--- Start INPUT ---

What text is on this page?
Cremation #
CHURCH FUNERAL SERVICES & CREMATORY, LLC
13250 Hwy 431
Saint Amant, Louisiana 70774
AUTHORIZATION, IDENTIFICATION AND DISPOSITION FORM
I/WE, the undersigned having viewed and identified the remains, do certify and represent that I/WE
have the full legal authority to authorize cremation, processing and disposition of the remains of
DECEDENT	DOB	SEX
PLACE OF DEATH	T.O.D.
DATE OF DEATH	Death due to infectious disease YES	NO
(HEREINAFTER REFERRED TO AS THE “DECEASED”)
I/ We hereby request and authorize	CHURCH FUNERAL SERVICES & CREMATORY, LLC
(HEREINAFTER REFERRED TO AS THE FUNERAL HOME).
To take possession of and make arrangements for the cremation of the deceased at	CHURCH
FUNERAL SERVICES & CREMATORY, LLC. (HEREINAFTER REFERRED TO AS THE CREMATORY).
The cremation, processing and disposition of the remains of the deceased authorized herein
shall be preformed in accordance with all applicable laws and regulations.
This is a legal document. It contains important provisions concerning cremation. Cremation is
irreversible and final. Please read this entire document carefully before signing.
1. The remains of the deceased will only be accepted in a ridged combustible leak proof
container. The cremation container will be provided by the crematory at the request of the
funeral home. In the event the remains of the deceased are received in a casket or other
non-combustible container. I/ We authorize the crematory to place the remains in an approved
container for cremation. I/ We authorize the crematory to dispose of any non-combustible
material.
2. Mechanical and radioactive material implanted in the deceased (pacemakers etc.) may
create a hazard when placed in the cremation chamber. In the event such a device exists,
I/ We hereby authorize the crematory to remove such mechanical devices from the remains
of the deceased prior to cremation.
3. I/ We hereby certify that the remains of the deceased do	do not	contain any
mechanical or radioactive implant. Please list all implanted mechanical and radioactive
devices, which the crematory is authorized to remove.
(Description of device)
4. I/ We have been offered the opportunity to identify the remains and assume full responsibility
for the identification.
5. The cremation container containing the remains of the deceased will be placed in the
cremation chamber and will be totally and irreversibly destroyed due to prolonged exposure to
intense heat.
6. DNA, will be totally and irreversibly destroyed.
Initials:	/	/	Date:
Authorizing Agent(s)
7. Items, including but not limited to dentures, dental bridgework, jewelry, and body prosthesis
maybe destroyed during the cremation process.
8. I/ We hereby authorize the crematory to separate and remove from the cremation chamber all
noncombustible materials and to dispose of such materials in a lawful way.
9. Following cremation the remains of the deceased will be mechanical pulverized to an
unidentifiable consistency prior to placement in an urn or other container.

--- End INPUT ---

Pull every line containing "dispose" out of the data above.

container for cremation. I/ We authorize the crematory to dispose of any non-combustible
noncombustible materials and to dispose of such materials in a lawful way.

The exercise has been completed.